═════ Records to process ═════
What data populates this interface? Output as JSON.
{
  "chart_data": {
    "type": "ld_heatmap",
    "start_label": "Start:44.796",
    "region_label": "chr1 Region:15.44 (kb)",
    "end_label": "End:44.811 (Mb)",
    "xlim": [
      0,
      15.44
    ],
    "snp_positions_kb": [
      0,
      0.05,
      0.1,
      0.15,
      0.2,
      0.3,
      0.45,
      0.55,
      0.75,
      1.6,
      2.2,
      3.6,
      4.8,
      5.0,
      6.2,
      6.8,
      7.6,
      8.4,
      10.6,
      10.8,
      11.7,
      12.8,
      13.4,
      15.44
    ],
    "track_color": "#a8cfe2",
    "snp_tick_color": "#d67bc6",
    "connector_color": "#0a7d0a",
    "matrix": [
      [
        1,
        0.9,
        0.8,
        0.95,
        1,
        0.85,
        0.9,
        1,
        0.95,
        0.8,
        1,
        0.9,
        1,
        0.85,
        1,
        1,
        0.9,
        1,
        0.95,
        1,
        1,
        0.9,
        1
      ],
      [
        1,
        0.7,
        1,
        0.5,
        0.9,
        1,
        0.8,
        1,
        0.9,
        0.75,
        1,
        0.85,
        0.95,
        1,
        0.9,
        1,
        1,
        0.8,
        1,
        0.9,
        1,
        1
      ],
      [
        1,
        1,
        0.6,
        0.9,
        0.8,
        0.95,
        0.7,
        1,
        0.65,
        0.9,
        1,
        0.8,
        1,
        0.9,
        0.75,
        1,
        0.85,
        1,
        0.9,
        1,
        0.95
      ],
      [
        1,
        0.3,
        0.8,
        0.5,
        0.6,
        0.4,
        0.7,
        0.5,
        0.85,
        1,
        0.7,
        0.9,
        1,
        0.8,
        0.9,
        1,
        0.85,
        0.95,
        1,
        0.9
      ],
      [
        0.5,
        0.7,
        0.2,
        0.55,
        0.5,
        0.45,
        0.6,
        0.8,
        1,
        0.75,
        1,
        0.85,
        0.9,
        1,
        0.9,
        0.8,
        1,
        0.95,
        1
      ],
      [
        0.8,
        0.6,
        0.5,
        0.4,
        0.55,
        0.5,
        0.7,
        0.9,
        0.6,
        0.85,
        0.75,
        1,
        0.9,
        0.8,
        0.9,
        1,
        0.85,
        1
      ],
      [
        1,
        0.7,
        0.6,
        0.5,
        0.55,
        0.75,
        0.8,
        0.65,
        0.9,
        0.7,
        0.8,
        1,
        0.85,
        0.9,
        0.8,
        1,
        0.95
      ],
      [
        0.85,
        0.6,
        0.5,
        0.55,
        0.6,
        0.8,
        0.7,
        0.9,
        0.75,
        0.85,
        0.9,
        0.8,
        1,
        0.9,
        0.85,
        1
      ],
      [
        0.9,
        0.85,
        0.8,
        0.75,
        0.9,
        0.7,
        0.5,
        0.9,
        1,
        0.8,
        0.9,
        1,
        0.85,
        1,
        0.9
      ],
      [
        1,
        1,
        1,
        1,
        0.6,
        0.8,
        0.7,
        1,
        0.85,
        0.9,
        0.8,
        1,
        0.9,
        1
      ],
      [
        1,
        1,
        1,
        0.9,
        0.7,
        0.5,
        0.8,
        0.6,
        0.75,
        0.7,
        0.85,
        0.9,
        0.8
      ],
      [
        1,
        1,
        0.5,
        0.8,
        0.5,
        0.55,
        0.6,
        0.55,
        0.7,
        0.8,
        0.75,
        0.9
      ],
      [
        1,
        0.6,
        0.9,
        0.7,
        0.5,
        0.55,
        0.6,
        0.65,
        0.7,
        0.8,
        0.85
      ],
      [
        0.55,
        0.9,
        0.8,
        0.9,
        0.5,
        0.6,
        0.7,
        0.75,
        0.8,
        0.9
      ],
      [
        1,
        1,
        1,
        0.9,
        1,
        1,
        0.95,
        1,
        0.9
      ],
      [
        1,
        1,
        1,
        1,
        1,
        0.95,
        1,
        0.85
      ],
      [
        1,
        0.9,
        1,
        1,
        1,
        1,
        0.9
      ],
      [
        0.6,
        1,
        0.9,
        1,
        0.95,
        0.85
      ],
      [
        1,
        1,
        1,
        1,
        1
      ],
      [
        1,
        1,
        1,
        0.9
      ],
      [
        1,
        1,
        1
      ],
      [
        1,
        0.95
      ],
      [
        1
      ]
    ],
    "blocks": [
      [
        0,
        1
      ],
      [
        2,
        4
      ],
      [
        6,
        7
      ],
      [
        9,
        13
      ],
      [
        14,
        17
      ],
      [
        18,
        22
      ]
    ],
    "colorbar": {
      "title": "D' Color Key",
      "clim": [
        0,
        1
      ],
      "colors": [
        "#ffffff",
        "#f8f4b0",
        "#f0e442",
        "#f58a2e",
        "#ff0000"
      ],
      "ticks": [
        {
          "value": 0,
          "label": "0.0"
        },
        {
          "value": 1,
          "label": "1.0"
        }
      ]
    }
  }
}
═════
Problem to solve = Restate every line of the data word for word.

Exercise response =
What data populates this interface? Output as JSON.
{
  "chart_data": {
    "type": "ld_heatmap",
    "start_label": "Start:44.796",
    "region_label": "chr1 Region:15.44 (kb)",
    "end_label": "End:44.811 (Mb)",
    "xlim": [
      0,
      15.44
    ],
    "snp_positions_kb": [
      0,
      0.05,
      0.1,
      0.15,
      0.2,
      0.3,
      0.45,
      0.55,
      0.75,
      1.6,
      2.2,
      3.6,
      4.8,
      5.0,
      6.2,
      6.8,
      7.6,
      8.4,
      10.6,
      10.8,
      11.7,
      12.8,
      13.4,
      15.44
    ],
    "track_color": "#a8cfe2",
    "snp_tick_color": "#d67bc6",
    "connector_color": "#0a7d0a",
    "matrix": [
      [
        1,
        0.9,
        0.8,
        0.95,
        1,
        0.85,
        0.9,
        1,
        0.95,
        0.8,
        1,
        0.9,
        1,
        0.85,
        1,
        1,
        0.9,
        1,
        0.95,
        1,
        1,
        0.9,
        1
      ],
      [
        1,
        0.7,
        1,
        0.5,
        0.9,
        1,
        0.8,
        1,
        0.9,
        0.75,
        1,
        0.85,
        0.95,
        1,
        0.9,
        1,
        1,
        0.8,
        1,
        0.9,
        1,
        1
      ],
      [
        1,
        1,
        0.6,
        0.9,
        0.8,
        0.95,
        0.7,
        1,
        0.65,
        0.9,
        1,
        0.8,
        1,
        0.9,
        0.75,
        1,
        0.85,
        1,
        0.9,
        1,
        0.95
      ],
      [
        1,
        0.3,
        0.8,
        0.5,
        0.6,
        0.4,
        0.7,
        0.5,
        0.85,
        1,
        0.7,
        0.9,
        1,
        0.8,
        0.9,
        1,
        0.85,
        0.95,
        1,
        0.9
      ],
      [
        0.5,
        0.7,
        0.2,
        0.55,
        0.5,
        0.45,
        0.6,
        0.8,
        1,
        0.75,
        1,
        0.85,
        0.9,
        1,
        0.9,
        0.8,
        1,
        0.95,
        1
      ],
      [
        0.8,
        0.6,
        0.5,
        0.4,
        0.55,
        0.5,
        0.7,
        0.9,
        0.6,
        0.85,
        0.75,
        1,
        0.9,
        0.8,
        0.9,
        1,
        0.85,
        1
      ],
      [
        1,
        0.7,
        0.6,
        0.5,
        0.55,
        0.75,
        0.8,
        0.65,
        0.9,
        0.7,
        0.8,
        1,
        0.85,
        0.9,
        0.8,
        1,
        0.95
      ],
      [
        0.85,
        0.6,
        0.5,
        0.55,
        0.6,
        0.8,
        0.7,
        0.9,
        0.75,
        0.85,
        0.9,
        0.8,
        1,
        0.9,
        0.85,
        1
      ],
      [
        0.9,
        0.85,
        0.8,
        0.75,
        0.9,
        0.7,
        0.5,
        0.9,
        1,
        0.8,
        0.9,
        1,
        0.85,
        1,
        0.9
      ],
      [
        1,
        1,
        1,
        1,
        0.6,
        0.8,
        0.7,
        1,
        0.85,
        0.9,
        0.8,
        1,
        0.9,
        1
      ],
      [
        1,
        1,
        1,
        0.9,
        0.7,
        0.5,
        0.8,
        0.6,
        0.75,
        0.7,
        0.85,
        0.9,
        0.8
      ],
      [
        1,
        1,
        0.5,
        0.8,
        0.5,
        0.55,
        0.6,
        0.55,
        0.7,
        0.8,
        0.75,
        0.9
      ],
      [
        1,
        0.6,
        0.9,
        0.7,
        0.5,
        0.55,
        0.6,
        0.65,
        0.7,
        0.8,
        0.85
      ],
      [
        0.55,
        0.9,
        0.8,
        0.9,
        0.5,
        0.6,
        0.7,
        0.75,
        0.8,
        0.9
      ],
      [
        1,
        1,
        1,
        0.9,
        1,
        1,
        0.95,
        1,
        0.9
      ],
      [
        1,
        1,
        1,
        1,
        1,
        0.95,
        1,
        0.85
      ],
      [
        1,
        0.9,
        1,
        1,
        1,
        1,
        0.9
      ],
      [
        0.6,
        1,
        0.9,
        1,
        0.95,
        0.85
      ],
      [
        1,
        1,
        1,
        1,
        1
      ],
      [
        1,
        1,
        1,
        0.9
      ],
      [
        1,
        1,
        1
      ],
      [
        1,
        0.95
      ],
      [
        1
      ]
    ],
    "blocks": [
      [
        0,
        1
      ],
      [
        2,
        4
      ],
      [
        6,
        7
      ],
      [
        9,
        13
      ],
      [
        14,
        17
      ],
      [
        18,
        22
      ]
    ],
    "colorbar": {
      "title": "D' Color Key",
      "clim": [
        0,
        1
      ],
      "colors": [
        "#ffffff",
        "#f8f4b0",
        "#f0e442",
        "#f58a2e",
        "#ff0000"
      ],
      "ticks": [
        {
          "value": 0,
          "label": "0.0"
        },
        {
          "value": 1,
          "label": "1.0"
        }
      ]
    }
  }
}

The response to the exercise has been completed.